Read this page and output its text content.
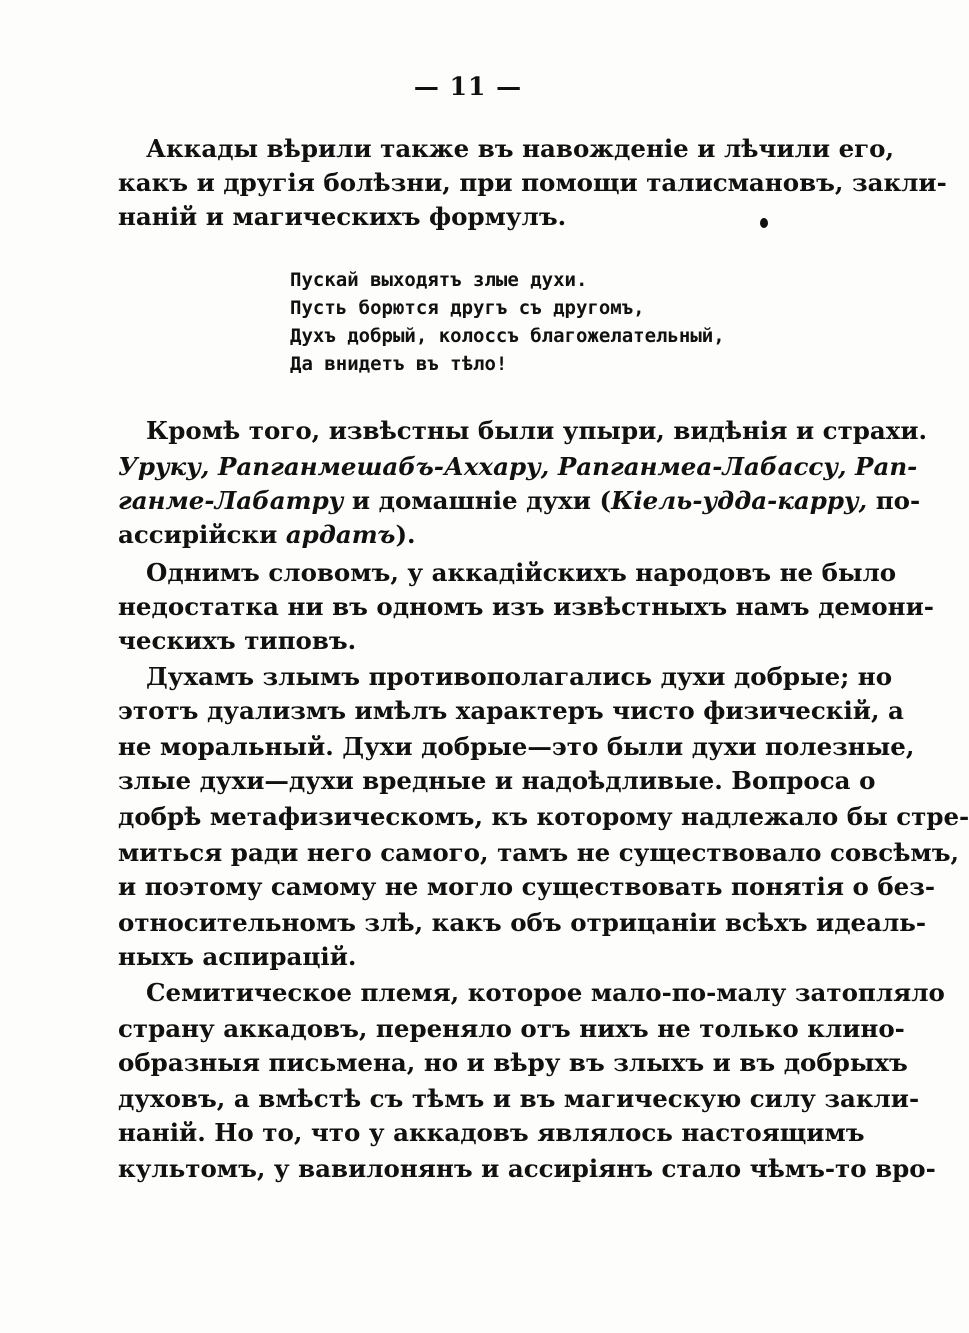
— 11 —
Аккады вѣрили также въ навожденіе и лѣчили его,
какъ и другія болѣзни, при помощи талисмановъ, закли-
наній и магическихъ формулъ.
Пускай выходятъ злые духи.
Пусть борются другъ съ другомъ,
Духъ добрый, колоссъ благожелательный,
Да внидетъ въ тѣло!
Кромѣ того, извѣстны были упыри, видѣнія и страхи.
Уруку, Рапганмешабъ-Аххару, Рапганмеа-Лабассу, Рап-
ганме-Лабатру и домашніе духи (Кіель-удда-карру, по-
ассирійски ардатъ).
Однимъ словомъ, у аккадійскихъ народовъ не было
недостатка ни въ одномъ изъ извѣстныхъ намъ демони-
ческихъ типовъ.
Духамъ злымъ противополагались духи добрые; но
этотъ дуализмъ имѣлъ характеръ чисто физическій, а
не моральный. Духи добрые—это были духи полезные,
злые духи—духи вредные и надоѣдливые. Вопроса о
добрѣ метафизическомъ, къ которому надлежало бы стре-
миться ради него самого, тамъ не существовало совсѣмъ,
и поэтому самому не могло существовать понятія о без-
относительномъ злѣ, какъ объ отрицаніи всѣхъ идеаль-
ныхъ аспирацій.
Семитическое племя, которое мало-по-малу затопляло
страну аккадовъ, переняло отъ нихъ не только клино-
образныя письмена, но и вѣру въ злыхъ и въ добрыхъ
духовъ, а вмѣстѣ съ тѣмъ и въ магическую силу закли-
наній. Но то, что у аккадовъ являлось настоящимъ
культомъ, у вавилонянъ и ассиріянъ стало чѣмъ-то вро-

→ **Directions**
Please set down each line of the data above exactly as written, without the pictures.

→ **Solution for this problem**
Read this page and output its text content.
— 11 —
Аккады вѣрили также въ навожденіе и лѣчили его,
какъ и другія болѣзни, при помощи талисмановъ, закли-
наній и магическихъ формулъ.
Пускай выходятъ злые духи.
Пусть борются другъ съ другомъ,
Духъ добрый, колоссъ благожелательный,
Да внидетъ въ тѣло!
Кромѣ того, извѣстны были упыри, видѣнія и страхи.
Уруку, Рапганмешабъ-Аххару, Рапганмеа-Лабассу, Рап-
ганме-Лабатру и домашніе духи (Кіель-удда-карру, по-
ассирійски ардатъ).
Однимъ словомъ, у аккадійскихъ народовъ не было
недостатка ни въ одномъ изъ извѣстныхъ намъ демони-
ческихъ типовъ.
Духамъ злымъ противополагались духи добрые; но
этотъ дуализмъ имѣлъ характеръ чисто физическій, а
не моральный. Духи добрые—это были духи полезные,
злые духи—духи вредные и надоѣдливые. Вопроса о
добрѣ метафизическомъ, къ которому надлежало бы стре-
миться ради него самого, тамъ не существовало совсѣмъ,
и поэтому самому не могло существовать понятія о без-
относительномъ злѣ, какъ объ отрицаніи всѣхъ идеаль-
ныхъ аспирацій.
Семитическое племя, которое мало-по-малу затопляло
страну аккадовъ, переняло отъ нихъ не только клино-
образныя письмена, но и вѣру въ злыхъ и въ добрыхъ
духовъ, а вмѣстѣ съ тѣмъ и въ магическую силу закли-
наній. Но то, что у аккадовъ являлось настоящимъ
культомъ, у вавилонянъ и ассиріянъ стало чѣмъ-то вро-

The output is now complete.